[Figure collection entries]
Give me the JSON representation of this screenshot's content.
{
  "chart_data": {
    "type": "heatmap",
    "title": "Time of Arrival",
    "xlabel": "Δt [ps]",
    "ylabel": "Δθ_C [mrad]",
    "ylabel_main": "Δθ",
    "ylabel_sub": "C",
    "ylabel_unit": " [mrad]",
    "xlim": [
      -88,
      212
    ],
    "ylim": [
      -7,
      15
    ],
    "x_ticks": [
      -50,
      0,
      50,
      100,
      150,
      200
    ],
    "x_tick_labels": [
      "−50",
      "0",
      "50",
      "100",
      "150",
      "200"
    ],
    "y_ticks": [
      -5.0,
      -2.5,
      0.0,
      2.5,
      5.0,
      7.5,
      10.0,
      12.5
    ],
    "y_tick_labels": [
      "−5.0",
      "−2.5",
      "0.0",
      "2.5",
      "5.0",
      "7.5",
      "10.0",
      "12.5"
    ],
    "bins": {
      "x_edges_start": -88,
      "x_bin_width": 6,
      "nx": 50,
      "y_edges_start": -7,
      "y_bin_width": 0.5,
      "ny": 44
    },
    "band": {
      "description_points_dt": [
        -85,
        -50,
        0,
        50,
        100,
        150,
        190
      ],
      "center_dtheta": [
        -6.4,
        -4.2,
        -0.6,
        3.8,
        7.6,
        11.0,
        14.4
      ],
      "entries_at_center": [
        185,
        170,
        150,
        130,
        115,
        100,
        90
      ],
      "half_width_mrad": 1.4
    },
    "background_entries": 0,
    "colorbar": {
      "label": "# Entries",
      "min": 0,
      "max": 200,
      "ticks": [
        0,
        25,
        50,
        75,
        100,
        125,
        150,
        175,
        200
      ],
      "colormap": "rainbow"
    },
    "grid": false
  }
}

= Task directions =
Restate the data above word for word.

= Solution to the problem =
Give me the JSON representation of this screenshot's content.
{
  "chart_data": {
    "type": "heatmap",
    "title": "Time of Arrival",
    "xlabel": "Δt [ps]",
    "ylabel": "Δθ_C [mrad]",
    "ylabel_main": "Δθ",
    "ylabel_sub": "C",
    "ylabel_unit": " [mrad]",
    "xlim": [
      -88,
      212
    ],
    "ylim": [
      -7,
      15
    ],
    "x_ticks": [
      -50,
      0,
      50,
      100,
      150,
      200
    ],
    "x_tick_labels": [
      "−50",
      "0",
      "50",
      "100",
      "150",
      "200"
    ],
    "y_ticks": [
      -5.0,
      -2.5,
      0.0,
      2.5,
      5.0,
      7.5,
      10.0,
      12.5
    ],
    "y_tick_labels": [
      "−5.0",
      "−2.5",
      "0.0",
      "2.5",
      "5.0",
      "7.5",
      "10.0",
      "12.5"
    ],
    "bins": {
      "x_edges_start": -88,
      "x_bin_width": 6,
      "nx": 50,
      "y_edges_start": -7,
      "y_bin_width": 0.5,
      "ny": 44
    },
    "band": {
      "description_points_dt": [
        -85,
        -50,
        0,
        50,
        100,
        150,
        190
      ],
      "center_dtheta": [
        -6.4,
        -4.2,
        -0.6,
        3.8,
        7.6,
        11.0,
        14.4
      ],
      "entries_at_center": [
        185,
        170,
        150,
        130,
        115,
        100,
        90
      ],
      "half_width_mrad": 1.4
    },
    "background_entries": 0,
    "colorbar": {
      "label": "# Entries",
      "min": 0,
      "max": 200,
      "ticks": [
        0,
        25,
        50,
        75,
        100,
        125,
        150,
        175,
        200
      ],
      "colormap": "rainbow"
    },
    "grid": false
  }
}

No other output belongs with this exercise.